Kara za brak ubezpieczenia OC. Co mówią przepisy? Kto zapłaci 8600 zł?

Ubezpieczenie OC jest obowiązkowe dla wszystkich zarejestrowanych pojazdów, nawet tych nieużywanych i uszkodzonych. Co się stanie, jeśli ktoś zapomni o tej polisie? Kierowca, który ma już wykupione OC nie musi martwić się o jego kontynuację. Dotychczasowy ubezpieczyciel sam przedłuży umowę na następy rok i wyśle list z informacją o wysokości składki do zapłaty.

Na baczności za to muszą się mieć osoby, które kupują samochód używany (OC poprzedniego właściciela nie zostanie przedłużone automatycznie) lub sprowadzają auto. Tu należy bezzwłocznie wykupić polisę OC. Inaczej Ubezpieczeniowy Fundusz Gwarancyjny (UFG) jej brak wykryje automatycznie. Także kara za unikanie obowiązku leci z automatu. Jak wysoka?

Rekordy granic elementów

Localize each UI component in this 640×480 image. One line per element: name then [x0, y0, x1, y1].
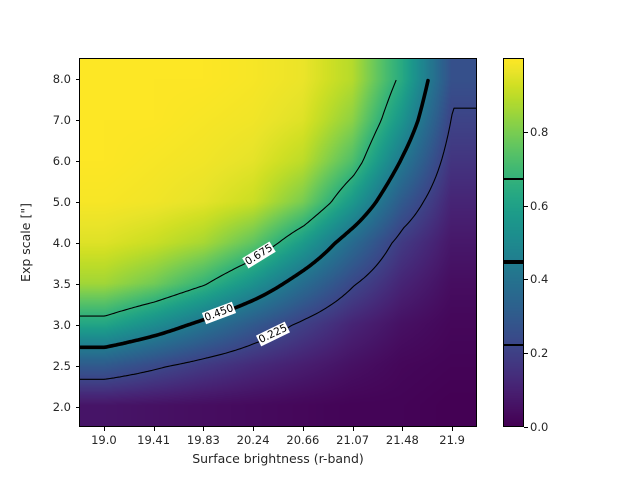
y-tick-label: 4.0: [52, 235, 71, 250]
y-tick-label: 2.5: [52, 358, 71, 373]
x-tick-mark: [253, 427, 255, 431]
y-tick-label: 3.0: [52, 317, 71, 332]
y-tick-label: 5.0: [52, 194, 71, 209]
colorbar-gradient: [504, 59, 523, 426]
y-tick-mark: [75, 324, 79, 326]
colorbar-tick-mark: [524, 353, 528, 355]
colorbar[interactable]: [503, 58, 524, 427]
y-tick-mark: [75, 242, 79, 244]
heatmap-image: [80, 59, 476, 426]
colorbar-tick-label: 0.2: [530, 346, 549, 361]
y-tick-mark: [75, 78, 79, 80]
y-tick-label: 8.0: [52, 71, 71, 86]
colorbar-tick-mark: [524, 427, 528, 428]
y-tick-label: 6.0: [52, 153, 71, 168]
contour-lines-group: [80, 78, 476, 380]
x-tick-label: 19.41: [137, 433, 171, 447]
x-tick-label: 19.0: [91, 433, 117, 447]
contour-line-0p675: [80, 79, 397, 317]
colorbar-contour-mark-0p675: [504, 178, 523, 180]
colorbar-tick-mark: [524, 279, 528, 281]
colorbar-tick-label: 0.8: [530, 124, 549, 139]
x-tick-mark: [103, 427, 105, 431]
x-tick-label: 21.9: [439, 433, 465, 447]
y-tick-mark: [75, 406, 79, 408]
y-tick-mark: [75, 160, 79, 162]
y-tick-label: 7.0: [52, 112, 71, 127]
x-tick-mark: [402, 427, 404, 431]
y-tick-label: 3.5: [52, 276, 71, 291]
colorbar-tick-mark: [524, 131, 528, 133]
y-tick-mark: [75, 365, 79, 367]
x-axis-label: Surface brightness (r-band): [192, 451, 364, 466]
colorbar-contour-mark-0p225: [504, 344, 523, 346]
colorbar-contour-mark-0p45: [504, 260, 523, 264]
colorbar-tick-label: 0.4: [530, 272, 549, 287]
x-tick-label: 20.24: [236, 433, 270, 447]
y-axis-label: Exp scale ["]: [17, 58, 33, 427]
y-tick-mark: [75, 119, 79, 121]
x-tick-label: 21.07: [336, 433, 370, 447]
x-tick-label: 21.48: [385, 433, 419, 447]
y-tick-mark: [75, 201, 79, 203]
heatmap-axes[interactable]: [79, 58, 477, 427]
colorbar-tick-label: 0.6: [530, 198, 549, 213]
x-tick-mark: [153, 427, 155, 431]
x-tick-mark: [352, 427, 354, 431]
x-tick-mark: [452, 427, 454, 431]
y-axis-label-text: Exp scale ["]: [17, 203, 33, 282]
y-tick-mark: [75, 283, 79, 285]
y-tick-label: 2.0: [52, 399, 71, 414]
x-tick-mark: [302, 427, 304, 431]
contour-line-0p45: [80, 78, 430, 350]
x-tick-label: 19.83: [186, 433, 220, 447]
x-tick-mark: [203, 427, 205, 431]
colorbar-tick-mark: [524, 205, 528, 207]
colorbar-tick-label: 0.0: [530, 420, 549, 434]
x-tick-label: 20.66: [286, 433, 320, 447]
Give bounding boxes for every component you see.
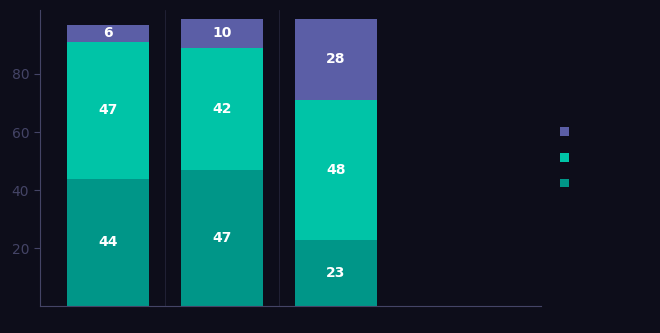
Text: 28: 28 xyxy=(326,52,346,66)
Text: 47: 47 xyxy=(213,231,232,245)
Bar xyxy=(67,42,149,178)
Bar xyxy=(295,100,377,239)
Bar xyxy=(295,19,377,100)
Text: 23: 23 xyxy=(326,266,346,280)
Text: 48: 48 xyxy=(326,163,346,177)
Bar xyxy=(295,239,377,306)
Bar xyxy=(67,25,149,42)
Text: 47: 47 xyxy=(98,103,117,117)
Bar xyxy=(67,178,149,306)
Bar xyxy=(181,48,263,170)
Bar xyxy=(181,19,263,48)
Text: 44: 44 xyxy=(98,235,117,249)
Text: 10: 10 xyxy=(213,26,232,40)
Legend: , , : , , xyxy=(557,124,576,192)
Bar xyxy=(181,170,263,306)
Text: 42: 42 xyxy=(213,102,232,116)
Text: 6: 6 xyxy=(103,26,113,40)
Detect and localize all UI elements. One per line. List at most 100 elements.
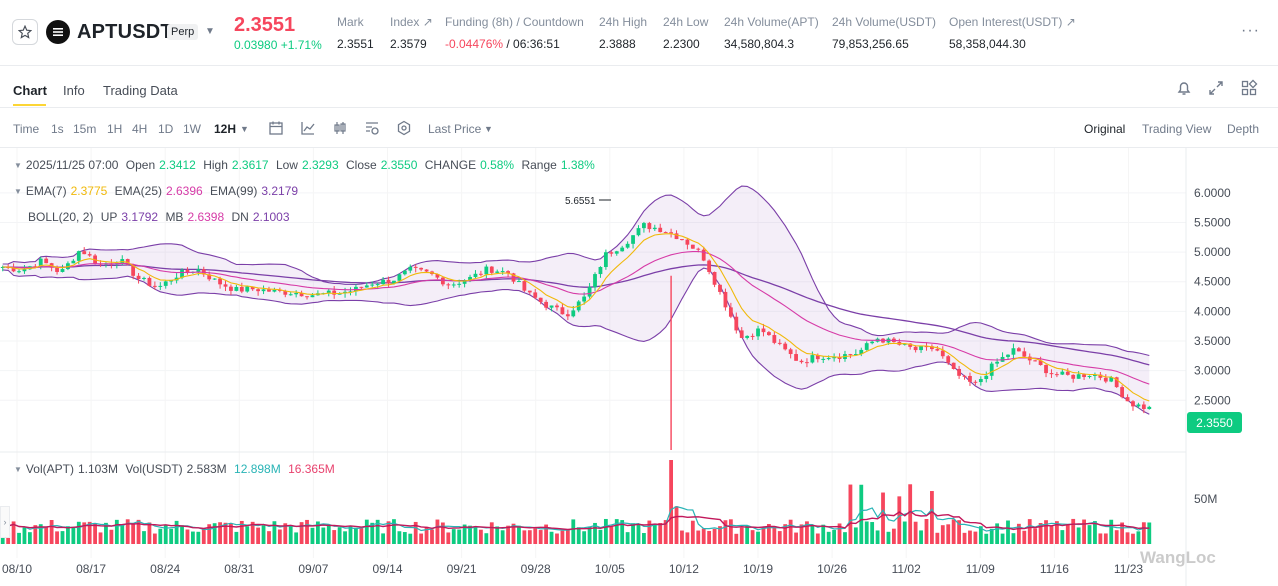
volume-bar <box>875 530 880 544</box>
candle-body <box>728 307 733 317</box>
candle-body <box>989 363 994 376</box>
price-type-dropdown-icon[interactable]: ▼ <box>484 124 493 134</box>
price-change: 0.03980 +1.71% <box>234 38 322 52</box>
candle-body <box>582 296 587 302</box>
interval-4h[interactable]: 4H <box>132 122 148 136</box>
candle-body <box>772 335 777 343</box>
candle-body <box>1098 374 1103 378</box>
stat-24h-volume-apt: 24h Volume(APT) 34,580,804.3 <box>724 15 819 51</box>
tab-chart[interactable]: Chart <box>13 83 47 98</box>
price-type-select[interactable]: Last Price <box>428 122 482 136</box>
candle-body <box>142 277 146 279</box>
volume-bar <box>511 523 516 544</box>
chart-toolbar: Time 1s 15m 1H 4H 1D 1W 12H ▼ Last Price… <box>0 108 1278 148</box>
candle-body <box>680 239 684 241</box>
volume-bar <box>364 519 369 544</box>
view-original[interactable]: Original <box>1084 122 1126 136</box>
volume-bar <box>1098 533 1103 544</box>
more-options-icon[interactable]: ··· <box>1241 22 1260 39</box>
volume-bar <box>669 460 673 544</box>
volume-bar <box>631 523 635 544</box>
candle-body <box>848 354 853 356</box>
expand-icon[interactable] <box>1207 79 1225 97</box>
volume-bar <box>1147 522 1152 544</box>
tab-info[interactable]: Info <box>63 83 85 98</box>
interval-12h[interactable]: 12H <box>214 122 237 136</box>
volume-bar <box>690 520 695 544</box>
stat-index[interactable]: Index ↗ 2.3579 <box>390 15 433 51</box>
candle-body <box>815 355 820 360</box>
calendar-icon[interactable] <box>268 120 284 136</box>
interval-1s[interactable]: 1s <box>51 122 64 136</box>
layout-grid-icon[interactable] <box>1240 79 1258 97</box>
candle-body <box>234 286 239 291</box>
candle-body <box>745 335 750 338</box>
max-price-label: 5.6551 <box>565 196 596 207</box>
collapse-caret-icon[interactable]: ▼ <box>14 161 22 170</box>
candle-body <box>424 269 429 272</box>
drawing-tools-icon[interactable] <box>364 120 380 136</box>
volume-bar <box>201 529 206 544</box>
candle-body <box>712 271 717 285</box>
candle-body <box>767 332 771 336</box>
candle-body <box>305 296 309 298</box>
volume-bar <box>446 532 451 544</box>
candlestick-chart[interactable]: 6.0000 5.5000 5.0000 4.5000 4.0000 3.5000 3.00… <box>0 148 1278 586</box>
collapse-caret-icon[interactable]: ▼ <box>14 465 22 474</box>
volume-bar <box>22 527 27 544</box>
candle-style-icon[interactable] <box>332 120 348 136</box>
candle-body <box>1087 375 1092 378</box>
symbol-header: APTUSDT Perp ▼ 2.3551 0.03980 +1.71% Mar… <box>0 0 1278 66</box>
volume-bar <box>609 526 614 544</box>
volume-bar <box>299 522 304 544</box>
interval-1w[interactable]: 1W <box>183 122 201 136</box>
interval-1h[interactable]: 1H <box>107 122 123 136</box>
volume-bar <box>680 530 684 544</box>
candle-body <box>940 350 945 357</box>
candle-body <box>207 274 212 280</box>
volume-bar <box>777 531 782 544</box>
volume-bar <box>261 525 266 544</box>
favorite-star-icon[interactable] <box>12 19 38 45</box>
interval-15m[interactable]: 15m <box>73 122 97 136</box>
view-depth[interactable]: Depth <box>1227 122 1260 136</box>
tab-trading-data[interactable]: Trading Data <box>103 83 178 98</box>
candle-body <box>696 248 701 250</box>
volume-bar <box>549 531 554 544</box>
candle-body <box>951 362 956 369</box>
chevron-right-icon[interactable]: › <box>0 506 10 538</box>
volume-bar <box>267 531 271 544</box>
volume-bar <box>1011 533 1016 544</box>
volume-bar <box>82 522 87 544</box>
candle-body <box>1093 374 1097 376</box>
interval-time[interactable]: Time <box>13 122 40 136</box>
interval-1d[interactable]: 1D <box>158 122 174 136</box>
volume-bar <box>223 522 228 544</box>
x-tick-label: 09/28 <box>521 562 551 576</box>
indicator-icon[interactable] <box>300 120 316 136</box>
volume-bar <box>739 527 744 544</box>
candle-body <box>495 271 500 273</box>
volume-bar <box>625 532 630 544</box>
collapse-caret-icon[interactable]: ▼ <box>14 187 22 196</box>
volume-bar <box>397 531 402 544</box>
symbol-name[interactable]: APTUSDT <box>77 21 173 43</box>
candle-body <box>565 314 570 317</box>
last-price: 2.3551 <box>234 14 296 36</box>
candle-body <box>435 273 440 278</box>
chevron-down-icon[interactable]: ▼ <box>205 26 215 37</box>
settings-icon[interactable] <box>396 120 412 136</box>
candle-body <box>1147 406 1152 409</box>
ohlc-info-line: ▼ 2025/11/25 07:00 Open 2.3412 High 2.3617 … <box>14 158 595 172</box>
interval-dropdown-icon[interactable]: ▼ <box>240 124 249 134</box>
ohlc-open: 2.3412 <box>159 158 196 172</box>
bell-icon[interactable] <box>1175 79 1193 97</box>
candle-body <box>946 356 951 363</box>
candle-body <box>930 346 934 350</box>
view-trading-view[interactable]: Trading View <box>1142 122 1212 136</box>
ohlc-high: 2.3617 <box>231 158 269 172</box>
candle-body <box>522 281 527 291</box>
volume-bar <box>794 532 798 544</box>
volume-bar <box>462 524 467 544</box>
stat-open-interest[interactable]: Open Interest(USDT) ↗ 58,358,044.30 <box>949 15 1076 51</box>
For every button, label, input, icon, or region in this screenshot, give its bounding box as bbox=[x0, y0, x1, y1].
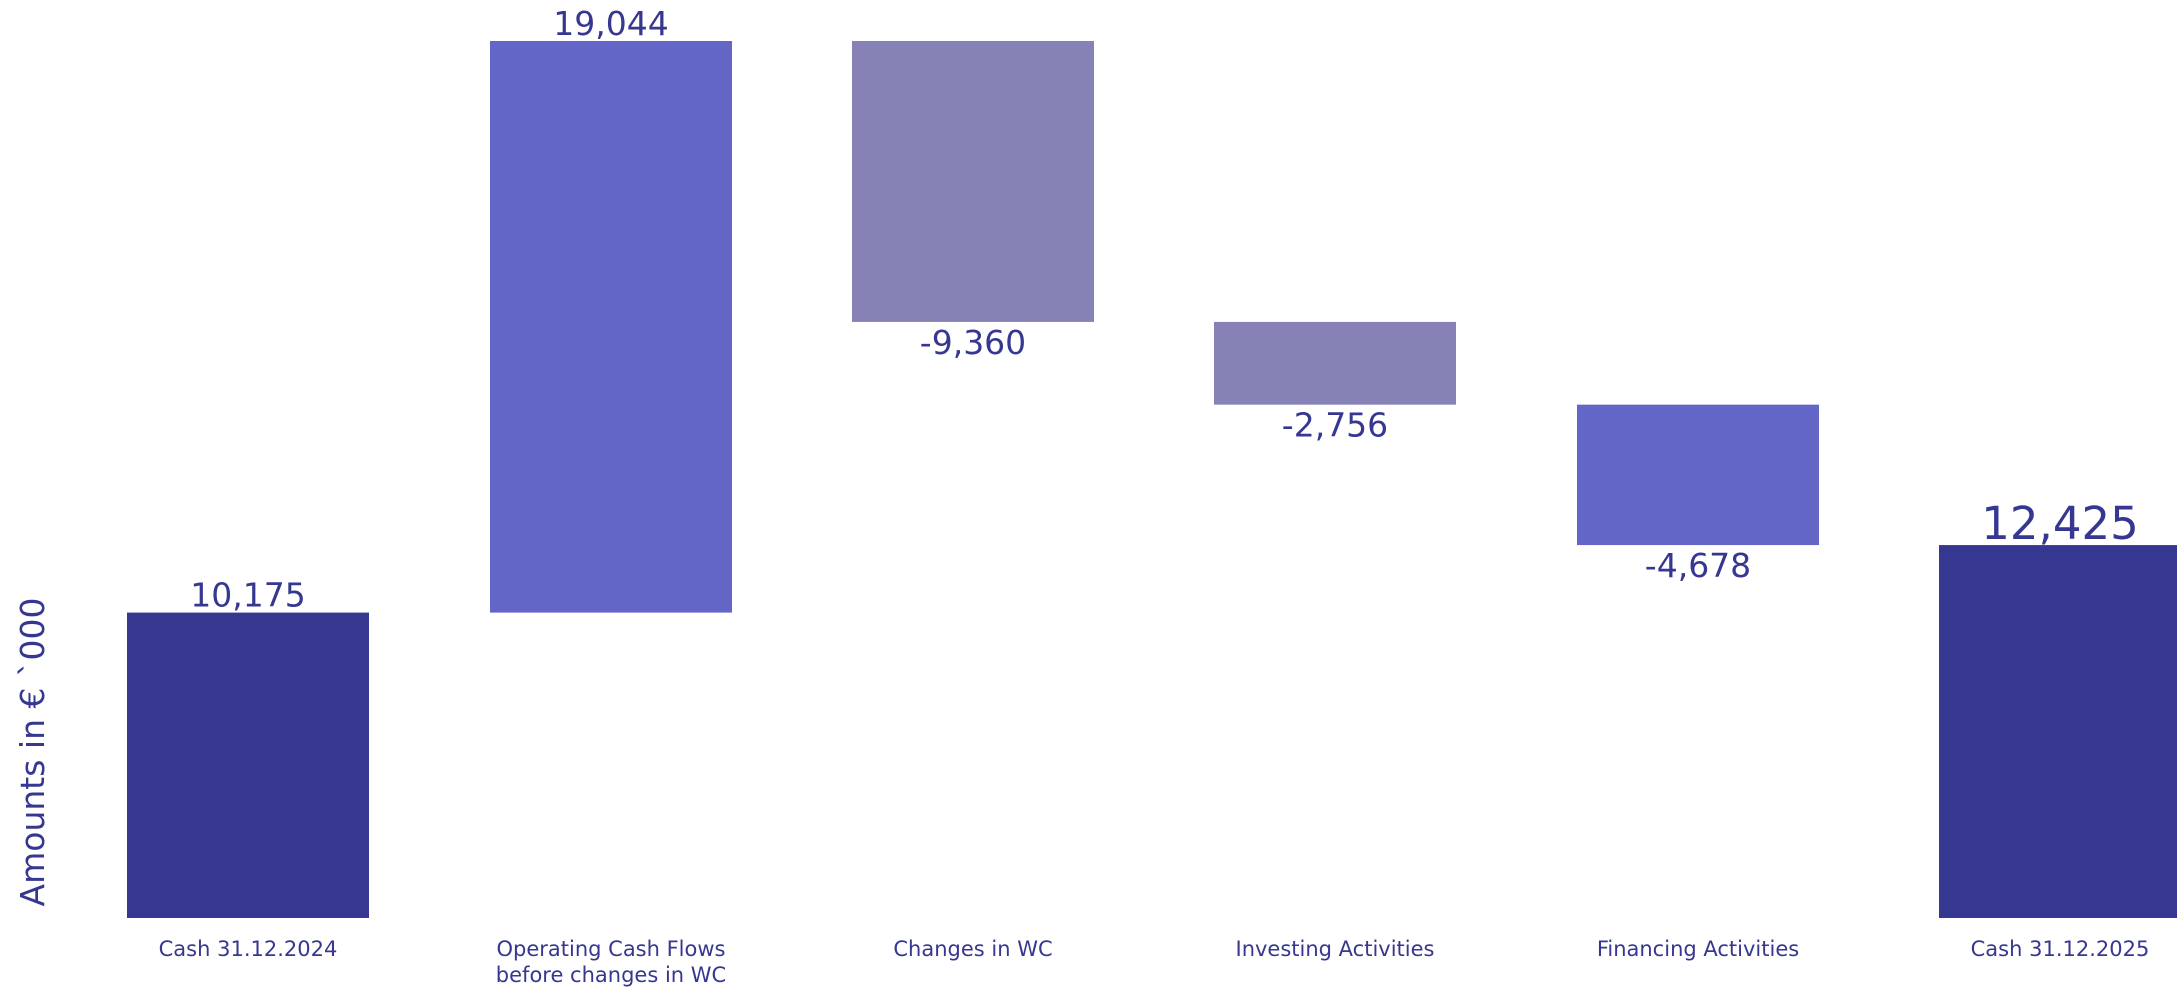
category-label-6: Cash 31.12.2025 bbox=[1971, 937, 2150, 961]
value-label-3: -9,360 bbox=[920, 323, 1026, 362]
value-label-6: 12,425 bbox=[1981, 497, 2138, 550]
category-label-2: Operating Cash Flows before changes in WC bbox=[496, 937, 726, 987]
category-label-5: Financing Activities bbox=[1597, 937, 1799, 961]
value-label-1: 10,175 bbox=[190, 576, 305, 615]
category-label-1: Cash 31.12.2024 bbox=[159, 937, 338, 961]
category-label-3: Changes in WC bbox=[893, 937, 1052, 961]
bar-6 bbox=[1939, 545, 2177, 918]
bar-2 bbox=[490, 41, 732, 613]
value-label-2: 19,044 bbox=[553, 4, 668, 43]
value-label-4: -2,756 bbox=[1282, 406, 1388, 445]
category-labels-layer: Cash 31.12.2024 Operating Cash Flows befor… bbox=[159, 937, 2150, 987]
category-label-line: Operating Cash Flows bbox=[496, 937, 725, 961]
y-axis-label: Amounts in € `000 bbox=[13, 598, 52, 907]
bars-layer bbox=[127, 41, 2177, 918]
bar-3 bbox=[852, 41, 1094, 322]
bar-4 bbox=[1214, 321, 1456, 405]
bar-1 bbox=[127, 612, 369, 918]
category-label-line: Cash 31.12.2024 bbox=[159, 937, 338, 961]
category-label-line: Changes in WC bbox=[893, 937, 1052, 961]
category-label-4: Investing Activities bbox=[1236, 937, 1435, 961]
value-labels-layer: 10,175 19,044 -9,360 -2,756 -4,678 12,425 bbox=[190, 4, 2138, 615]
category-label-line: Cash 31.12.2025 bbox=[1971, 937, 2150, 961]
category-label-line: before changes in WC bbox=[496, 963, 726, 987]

> **Treść polecenia**
Przepisz dosłownie fragment tekstu o karze za brak OC, od słów „Ubezpieczenie OC jest” aż do słów „składki do zapłaty.” włącznie.

> **Odpowiedź**
Ubezpieczenie OC jest obowiązkowe dla wszystkich zarejestrowanych pojazdów, nawet tych nieużywanych i uszkodzonych. Co się stanie, jeśli ktoś zapomni o tej polisie? Kierowca, który ma już wykupione OC nie musi martwić się o jego kontynuację. Dotychczasowy ubezpieczyciel sam przedłuży umowę na następy rok i wyśle list z informacją o wysokości składki do zapłaty.